Records that describe figures
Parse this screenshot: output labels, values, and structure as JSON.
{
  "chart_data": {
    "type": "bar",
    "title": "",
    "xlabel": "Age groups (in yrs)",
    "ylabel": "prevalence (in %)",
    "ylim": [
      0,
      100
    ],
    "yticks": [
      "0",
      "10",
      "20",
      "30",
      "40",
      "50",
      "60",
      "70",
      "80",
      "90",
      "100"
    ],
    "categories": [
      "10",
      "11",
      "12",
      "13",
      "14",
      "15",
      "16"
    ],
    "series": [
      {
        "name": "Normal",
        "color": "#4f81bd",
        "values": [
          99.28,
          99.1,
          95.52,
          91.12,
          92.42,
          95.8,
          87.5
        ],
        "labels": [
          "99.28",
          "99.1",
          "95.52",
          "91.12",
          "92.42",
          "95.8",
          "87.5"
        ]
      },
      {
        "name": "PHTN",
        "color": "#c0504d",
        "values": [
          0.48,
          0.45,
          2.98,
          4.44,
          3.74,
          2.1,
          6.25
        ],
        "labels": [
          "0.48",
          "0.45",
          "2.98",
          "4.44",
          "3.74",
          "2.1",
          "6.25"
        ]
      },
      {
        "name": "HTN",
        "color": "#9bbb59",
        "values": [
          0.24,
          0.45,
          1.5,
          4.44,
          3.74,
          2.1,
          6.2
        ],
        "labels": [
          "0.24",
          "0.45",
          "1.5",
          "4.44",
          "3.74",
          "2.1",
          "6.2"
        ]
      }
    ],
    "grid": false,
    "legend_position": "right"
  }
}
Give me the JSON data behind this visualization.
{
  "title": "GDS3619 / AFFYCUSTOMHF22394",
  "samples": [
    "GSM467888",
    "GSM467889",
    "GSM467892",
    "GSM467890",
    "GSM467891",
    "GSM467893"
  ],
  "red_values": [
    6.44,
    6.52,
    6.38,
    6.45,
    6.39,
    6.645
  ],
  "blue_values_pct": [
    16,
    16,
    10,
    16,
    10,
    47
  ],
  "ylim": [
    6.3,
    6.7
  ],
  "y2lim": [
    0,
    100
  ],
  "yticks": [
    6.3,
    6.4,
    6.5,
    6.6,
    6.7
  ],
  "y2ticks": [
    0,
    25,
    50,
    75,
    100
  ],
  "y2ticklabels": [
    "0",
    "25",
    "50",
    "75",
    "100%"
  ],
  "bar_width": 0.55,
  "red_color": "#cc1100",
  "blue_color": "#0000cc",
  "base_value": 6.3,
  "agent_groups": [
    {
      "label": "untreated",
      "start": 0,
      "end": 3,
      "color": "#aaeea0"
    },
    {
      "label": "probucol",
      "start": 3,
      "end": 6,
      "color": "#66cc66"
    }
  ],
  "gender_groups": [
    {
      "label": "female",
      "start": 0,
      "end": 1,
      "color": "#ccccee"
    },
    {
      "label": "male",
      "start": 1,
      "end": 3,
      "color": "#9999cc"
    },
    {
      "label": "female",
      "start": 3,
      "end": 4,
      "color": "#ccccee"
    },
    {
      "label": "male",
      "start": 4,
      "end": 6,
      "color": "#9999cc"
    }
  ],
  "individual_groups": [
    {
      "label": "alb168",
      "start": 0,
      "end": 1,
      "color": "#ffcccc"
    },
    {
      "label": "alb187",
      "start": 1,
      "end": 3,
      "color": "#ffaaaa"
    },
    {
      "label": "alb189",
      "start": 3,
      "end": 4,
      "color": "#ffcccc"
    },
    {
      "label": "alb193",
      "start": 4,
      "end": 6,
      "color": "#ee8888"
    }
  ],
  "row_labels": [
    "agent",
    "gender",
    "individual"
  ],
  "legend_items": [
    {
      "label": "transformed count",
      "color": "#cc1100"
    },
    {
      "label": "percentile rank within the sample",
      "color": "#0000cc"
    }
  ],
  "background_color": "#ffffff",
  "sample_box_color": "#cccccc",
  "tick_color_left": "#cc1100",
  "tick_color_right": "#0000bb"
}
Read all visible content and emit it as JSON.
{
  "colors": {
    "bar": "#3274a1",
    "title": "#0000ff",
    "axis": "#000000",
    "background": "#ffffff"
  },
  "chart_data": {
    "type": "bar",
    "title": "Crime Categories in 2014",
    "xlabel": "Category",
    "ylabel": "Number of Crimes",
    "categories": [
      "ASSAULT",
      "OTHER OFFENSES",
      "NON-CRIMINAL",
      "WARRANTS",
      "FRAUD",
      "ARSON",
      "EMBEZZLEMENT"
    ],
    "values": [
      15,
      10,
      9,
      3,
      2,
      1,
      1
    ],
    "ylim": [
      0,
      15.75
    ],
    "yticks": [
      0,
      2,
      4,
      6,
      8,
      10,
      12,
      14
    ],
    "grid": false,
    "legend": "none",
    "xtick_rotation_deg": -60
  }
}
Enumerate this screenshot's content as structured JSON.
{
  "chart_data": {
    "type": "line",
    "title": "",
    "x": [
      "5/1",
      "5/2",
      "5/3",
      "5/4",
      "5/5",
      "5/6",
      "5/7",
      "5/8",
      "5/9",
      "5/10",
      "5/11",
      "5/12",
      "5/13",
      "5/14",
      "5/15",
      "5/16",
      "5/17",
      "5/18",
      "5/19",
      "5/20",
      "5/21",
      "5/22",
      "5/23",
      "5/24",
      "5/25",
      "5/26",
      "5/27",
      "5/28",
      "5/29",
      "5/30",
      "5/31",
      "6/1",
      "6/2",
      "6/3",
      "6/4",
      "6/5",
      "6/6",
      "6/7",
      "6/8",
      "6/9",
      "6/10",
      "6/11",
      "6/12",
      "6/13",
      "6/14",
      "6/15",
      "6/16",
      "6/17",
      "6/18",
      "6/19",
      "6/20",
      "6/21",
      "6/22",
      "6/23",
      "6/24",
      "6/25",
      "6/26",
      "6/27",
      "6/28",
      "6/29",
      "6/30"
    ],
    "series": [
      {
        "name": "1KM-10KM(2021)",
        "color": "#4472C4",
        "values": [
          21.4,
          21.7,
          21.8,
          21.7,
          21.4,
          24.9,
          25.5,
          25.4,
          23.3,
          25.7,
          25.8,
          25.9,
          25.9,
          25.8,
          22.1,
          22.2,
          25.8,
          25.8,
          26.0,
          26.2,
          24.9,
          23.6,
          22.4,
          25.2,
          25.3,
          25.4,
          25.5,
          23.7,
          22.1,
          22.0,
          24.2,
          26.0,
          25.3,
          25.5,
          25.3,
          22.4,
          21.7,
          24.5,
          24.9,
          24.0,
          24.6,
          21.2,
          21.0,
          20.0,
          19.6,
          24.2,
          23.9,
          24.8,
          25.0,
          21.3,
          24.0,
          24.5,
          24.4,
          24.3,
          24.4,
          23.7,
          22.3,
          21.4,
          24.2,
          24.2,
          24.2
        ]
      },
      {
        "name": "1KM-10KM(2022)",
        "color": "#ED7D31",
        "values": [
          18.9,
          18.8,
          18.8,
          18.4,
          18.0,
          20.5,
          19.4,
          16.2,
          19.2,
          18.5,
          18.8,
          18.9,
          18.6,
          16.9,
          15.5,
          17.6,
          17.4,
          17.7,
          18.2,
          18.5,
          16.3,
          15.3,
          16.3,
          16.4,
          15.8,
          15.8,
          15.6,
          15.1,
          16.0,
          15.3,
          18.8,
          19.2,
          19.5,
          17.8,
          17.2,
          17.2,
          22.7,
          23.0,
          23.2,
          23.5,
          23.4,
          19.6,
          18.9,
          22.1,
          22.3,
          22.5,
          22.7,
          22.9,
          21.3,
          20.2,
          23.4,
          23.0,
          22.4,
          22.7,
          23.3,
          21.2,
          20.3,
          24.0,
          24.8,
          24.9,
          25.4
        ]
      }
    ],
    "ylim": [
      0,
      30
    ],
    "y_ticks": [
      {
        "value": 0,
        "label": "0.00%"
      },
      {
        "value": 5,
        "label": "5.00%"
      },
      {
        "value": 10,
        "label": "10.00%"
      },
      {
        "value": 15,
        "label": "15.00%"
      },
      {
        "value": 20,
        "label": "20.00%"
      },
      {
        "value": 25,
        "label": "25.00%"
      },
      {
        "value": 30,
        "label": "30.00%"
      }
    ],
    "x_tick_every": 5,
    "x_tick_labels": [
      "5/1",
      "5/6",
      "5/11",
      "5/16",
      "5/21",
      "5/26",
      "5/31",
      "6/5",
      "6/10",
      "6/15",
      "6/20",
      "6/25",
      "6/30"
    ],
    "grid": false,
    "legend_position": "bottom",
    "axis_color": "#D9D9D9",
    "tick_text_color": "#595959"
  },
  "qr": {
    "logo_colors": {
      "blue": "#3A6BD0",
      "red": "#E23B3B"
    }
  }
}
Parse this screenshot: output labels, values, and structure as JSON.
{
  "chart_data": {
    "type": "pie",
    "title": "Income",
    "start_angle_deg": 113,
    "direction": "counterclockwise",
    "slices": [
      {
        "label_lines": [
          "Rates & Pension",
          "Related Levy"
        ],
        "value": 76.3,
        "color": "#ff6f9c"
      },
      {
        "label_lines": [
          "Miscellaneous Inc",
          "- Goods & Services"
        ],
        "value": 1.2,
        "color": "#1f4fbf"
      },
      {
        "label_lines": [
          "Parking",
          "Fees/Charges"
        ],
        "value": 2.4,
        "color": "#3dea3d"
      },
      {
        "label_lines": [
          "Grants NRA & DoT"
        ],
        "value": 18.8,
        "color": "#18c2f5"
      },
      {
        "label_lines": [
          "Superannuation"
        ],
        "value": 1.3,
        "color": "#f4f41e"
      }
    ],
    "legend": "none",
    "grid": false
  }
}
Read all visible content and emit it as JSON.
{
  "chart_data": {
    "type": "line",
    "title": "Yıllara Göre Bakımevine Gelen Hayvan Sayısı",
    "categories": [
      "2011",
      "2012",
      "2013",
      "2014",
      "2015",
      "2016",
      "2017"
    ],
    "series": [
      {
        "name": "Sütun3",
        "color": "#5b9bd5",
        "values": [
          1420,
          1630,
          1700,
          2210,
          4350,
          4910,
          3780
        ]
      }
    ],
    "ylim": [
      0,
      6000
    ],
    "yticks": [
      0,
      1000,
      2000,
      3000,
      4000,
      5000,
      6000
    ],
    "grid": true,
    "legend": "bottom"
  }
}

Exercise instructions - From the entries, copy out each line containing the word "ylabel".

Task answer -
    "ylabel": "prevalence (in %)",
    "ylabel": "Number of Crimes",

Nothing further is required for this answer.